[WHAT IS ASKED] Within the listing below, locate all lines containing the word "europa". Copy each one.

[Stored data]
■ ■ ■ ■ ■ ■ ■

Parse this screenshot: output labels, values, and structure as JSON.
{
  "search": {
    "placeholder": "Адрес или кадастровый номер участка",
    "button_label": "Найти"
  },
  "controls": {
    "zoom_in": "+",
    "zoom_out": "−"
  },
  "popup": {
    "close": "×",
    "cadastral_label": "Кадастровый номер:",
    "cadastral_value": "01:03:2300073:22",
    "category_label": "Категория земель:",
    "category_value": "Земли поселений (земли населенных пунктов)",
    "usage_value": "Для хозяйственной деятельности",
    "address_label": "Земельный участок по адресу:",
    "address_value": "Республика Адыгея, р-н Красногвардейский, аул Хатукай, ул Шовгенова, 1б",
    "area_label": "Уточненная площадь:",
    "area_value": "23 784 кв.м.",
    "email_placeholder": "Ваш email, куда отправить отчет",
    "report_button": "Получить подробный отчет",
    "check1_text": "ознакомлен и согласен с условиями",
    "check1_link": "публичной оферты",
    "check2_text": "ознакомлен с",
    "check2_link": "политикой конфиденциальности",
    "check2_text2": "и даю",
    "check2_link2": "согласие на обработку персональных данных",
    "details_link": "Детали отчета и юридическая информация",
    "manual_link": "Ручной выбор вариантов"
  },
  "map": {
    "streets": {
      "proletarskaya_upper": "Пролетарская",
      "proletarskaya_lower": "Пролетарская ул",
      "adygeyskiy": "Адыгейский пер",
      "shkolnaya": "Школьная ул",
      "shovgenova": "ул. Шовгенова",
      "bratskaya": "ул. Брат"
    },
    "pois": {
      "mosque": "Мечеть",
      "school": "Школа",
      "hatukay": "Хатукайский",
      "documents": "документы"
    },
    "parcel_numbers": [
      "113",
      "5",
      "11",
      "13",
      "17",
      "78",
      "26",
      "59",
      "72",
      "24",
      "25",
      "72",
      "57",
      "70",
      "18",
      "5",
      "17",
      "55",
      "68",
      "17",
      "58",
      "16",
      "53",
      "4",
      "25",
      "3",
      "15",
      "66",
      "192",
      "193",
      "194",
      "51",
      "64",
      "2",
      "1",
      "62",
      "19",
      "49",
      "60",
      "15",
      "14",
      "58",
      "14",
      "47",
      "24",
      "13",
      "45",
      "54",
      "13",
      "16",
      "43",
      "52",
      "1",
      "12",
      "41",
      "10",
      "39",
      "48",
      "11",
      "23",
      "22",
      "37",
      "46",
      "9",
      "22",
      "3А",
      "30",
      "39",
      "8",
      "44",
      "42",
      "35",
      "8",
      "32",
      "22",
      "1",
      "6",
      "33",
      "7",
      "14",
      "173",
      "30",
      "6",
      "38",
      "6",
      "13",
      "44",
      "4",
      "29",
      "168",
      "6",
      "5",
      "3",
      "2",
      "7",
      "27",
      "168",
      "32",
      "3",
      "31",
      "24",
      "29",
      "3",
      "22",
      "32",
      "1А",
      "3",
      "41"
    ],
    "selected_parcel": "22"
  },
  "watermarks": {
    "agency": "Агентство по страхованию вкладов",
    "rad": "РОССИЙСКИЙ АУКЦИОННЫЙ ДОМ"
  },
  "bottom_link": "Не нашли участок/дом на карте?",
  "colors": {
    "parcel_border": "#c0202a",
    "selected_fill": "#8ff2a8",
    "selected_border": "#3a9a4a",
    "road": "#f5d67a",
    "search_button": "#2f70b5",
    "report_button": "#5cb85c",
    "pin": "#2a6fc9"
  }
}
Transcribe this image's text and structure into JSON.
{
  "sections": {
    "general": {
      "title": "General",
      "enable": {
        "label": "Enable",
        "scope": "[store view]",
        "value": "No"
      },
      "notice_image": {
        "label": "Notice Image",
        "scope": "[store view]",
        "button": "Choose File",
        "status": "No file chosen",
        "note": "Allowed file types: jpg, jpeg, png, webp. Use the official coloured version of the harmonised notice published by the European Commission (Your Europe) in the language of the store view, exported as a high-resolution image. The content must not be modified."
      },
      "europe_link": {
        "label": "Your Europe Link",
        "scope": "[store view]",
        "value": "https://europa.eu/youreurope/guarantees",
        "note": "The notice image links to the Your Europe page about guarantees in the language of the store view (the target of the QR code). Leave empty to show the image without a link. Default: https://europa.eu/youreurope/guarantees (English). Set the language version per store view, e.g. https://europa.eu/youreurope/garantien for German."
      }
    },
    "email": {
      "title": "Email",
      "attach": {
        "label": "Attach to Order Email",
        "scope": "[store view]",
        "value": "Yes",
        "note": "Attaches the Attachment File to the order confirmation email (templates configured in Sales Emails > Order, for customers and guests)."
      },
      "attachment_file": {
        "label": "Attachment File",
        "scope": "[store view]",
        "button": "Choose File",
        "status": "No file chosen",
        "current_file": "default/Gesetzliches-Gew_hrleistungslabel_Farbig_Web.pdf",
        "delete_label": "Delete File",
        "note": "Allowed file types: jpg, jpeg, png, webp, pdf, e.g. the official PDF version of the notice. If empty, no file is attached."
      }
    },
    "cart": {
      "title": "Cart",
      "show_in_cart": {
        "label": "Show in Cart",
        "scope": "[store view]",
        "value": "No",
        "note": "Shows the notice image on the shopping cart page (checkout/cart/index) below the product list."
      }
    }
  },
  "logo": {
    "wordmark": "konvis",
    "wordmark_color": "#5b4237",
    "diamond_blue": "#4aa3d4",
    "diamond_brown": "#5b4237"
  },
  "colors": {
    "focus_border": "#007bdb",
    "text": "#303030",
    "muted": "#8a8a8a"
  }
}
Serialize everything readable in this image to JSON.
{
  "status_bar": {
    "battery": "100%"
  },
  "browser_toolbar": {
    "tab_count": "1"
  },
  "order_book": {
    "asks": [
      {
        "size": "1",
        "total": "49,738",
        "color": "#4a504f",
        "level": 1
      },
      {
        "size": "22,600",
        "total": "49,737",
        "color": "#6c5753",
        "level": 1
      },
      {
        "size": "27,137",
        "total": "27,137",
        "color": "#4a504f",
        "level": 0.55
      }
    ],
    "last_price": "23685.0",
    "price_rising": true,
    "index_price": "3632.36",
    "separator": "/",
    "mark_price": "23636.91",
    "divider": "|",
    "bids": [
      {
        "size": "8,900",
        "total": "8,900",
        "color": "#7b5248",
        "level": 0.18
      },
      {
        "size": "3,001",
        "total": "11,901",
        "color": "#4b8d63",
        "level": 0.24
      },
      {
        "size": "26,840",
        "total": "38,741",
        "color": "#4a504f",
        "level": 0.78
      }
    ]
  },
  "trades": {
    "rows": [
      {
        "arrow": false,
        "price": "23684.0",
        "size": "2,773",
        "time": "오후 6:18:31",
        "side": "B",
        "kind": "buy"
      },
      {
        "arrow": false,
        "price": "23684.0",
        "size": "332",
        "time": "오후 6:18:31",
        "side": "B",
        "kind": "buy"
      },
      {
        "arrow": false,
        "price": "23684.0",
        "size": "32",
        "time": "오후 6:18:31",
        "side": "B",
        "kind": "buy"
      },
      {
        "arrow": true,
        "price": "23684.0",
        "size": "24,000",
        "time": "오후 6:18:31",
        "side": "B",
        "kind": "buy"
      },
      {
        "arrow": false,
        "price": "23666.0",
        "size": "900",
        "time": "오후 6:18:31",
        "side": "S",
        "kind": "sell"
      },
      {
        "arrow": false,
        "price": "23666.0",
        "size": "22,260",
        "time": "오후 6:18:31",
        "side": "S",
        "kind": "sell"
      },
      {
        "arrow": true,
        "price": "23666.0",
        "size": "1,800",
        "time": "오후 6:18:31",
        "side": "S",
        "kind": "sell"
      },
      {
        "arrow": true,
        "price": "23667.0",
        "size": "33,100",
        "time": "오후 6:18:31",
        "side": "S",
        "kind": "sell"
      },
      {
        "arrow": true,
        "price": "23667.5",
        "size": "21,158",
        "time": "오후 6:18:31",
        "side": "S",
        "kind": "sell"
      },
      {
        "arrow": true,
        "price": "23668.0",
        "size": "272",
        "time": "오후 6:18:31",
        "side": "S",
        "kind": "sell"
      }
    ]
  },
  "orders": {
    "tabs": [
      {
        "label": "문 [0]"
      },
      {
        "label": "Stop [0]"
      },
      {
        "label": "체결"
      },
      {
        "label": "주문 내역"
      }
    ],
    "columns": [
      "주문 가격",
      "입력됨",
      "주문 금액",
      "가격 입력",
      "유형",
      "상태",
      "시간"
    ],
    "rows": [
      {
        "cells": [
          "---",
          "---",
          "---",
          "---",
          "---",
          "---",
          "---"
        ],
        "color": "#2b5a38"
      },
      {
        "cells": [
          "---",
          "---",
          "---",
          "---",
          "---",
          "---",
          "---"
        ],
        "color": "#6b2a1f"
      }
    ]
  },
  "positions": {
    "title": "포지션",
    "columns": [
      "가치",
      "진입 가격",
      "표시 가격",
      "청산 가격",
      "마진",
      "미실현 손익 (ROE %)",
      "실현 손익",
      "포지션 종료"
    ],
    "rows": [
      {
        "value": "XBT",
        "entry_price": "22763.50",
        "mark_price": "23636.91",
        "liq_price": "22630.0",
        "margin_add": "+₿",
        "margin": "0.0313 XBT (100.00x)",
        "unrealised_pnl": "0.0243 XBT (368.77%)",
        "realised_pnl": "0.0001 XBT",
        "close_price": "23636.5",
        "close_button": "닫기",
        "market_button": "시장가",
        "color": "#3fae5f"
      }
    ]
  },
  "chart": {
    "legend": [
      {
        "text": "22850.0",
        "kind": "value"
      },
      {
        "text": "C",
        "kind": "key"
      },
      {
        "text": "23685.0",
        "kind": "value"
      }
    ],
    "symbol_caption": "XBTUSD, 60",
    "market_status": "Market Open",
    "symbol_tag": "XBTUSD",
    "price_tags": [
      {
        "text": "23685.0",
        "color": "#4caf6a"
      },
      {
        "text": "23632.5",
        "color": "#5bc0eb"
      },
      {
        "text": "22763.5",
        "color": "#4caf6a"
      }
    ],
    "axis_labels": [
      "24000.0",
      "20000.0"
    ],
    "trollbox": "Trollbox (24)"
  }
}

■ ■ ■ ■ ■ ■ ■

[SOLUTION FOR THIS TASK]
        "value": "https://europa.eu/youreurope/guarantees",
        "note": "The notice image links to the Your Europe page about guarantees in the language of the store view (the target of the QR code). Leave empty to show the image without a link. Default: https://europa.eu/youreurope/guarantees (English). Set the language version per store view, e.g. https://europa.eu/youreurope/garantien for German."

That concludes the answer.